-- RECORDS SHOWN start --

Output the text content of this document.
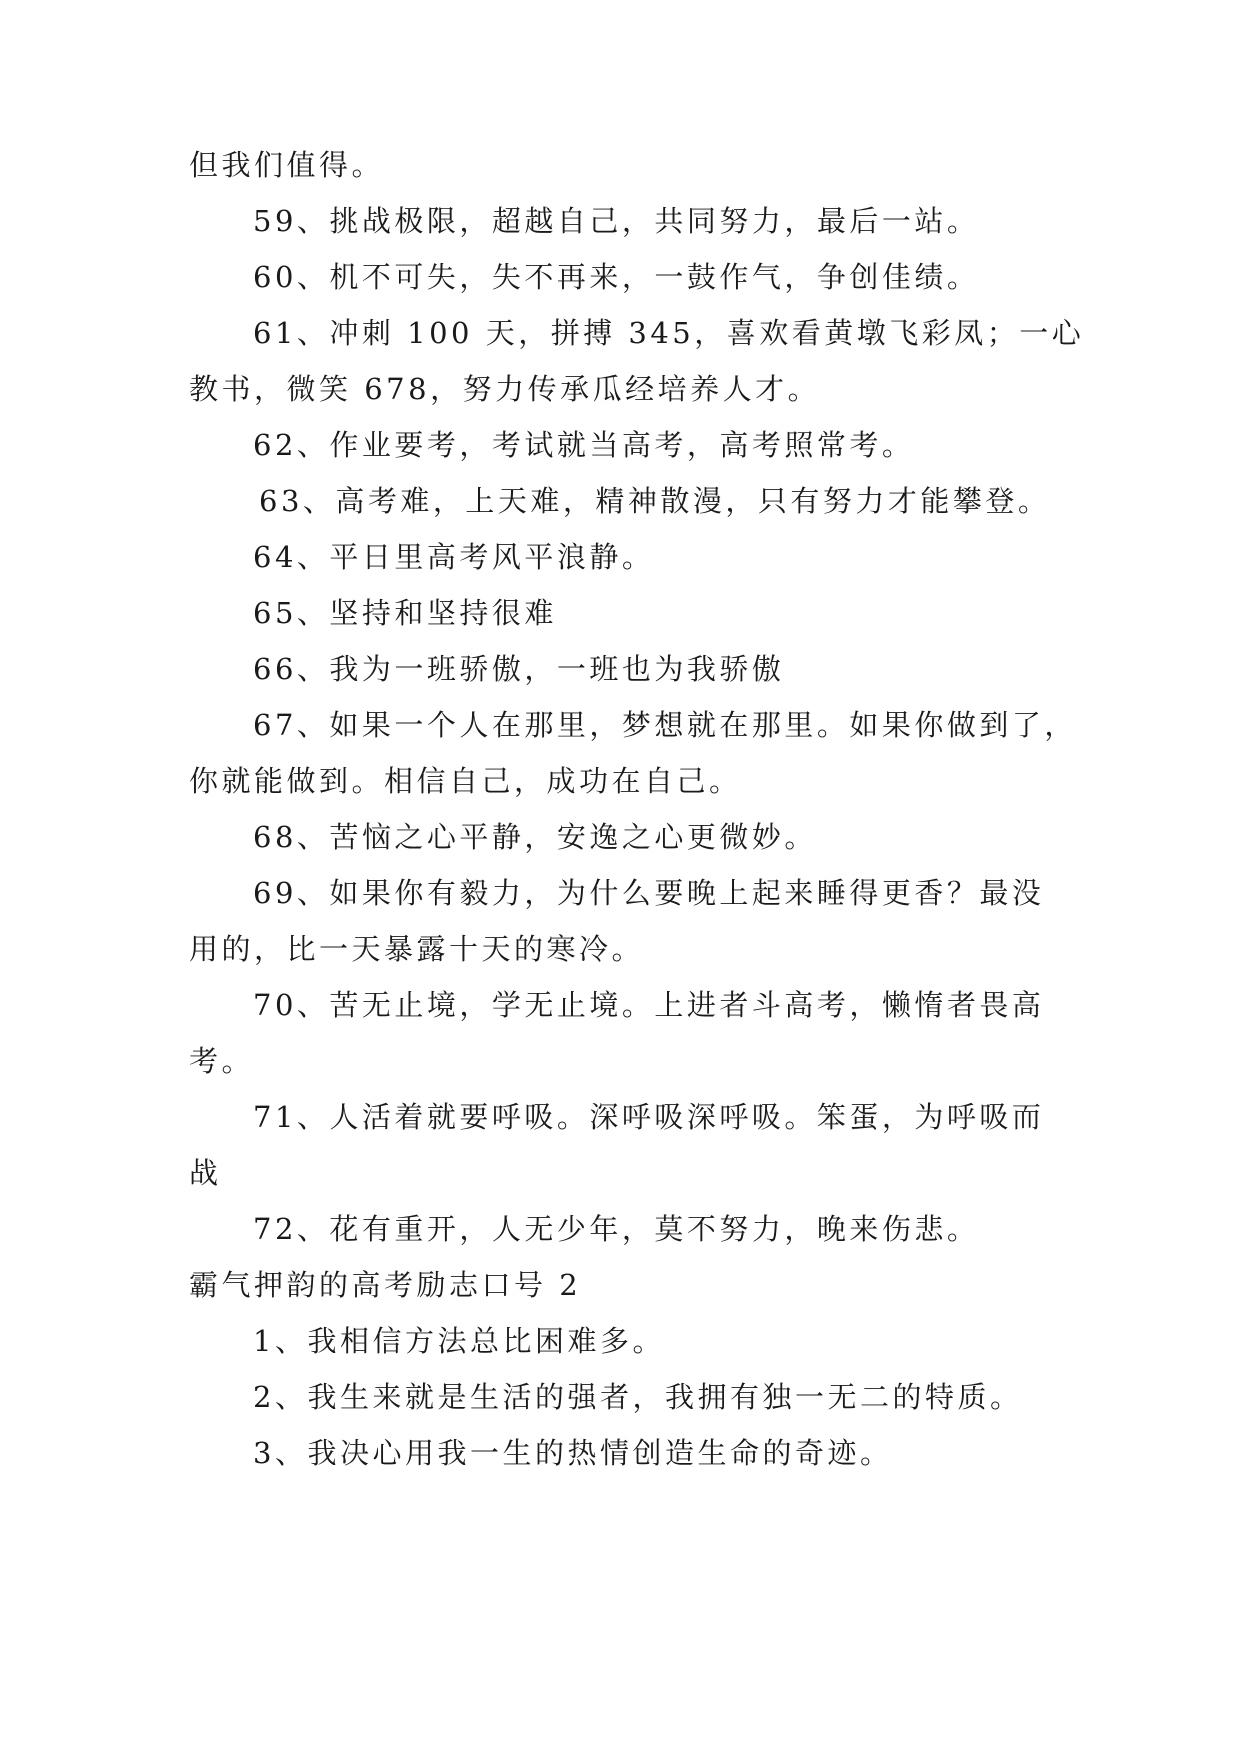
但我们值得。
59、挑战极限，超越自己，共同努力，最后一站。
60、机不可失，失不再来，一鼓作气，争创佳绩。
61、冲刺 100 天，拼搏 345，喜欢看黄墩飞彩凤；一心
教书，微笑 678，努力传承瓜经培养人才。
62、作业要考，考试就当高考，高考照常考。
63、高考难，上天难，精神散漫，只有努力才能攀登。
64、平日里高考风平浪静。
65、坚持和坚持很难
66、我为一班骄傲，一班也为我骄傲
67、如果一个人在那里，梦想就在那里。如果你做到了，
你就能做到。相信自己，成功在自己。
68、苦恼之心平静，安逸之心更微妙。
69、如果你有毅力，为什么要晚上起来睡得更香？最没
用的，比一天暴露十天的寒冷。
70、苦无止境，学无止境。上进者斗高考，懒惰者畏高
考。
71、人活着就要呼吸。深呼吸深呼吸。笨蛋，为呼吸而
战
72、花有重开，人无少年，莫不努力，晚来伤悲。
霸气押韵的高考励志口号 2
1、我相信方法总比困难多。
2、我生来就是生活的强者，我拥有独一无二的特质。
3、我决心用我一生的热情创造生命的奇迹。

-- RECORDS SHOWN end --

▶ _PROBLEM TO WORK ON_
Leave the pictures out and reproduce all of the records exactly.

▶ _SOLVED EXERCISE_
Output the text content of this document.
但我们值得。
59、挑战极限，超越自己，共同努力，最后一站。
60、机不可失，失不再来，一鼓作气，争创佳绩。
61、冲刺 100 天，拼搏 345，喜欢看黄墩飞彩凤；一心
教书，微笑 678，努力传承瓜经培养人才。
62、作业要考，考试就当高考，高考照常考。
63、高考难，上天难，精神散漫，只有努力才能攀登。
64、平日里高考风平浪静。
65、坚持和坚持很难
66、我为一班骄傲，一班也为我骄傲
67、如果一个人在那里，梦想就在那里。如果你做到了，
你就能做到。相信自己，成功在自己。
68、苦恼之心平静，安逸之心更微妙。
69、如果你有毅力，为什么要晚上起来睡得更香？最没
用的，比一天暴露十天的寒冷。
70、苦无止境，学无止境。上进者斗高考，懒惰者畏高
考。
71、人活着就要呼吸。深呼吸深呼吸。笨蛋，为呼吸而
战
72、花有重开，人无少年，莫不努力，晚来伤悲。
霸气押韵的高考励志口号 2
1、我相信方法总比困难多。
2、我生来就是生活的强者，我拥有独一无二的特质。
3、我决心用我一生的热情创造生命的奇迹。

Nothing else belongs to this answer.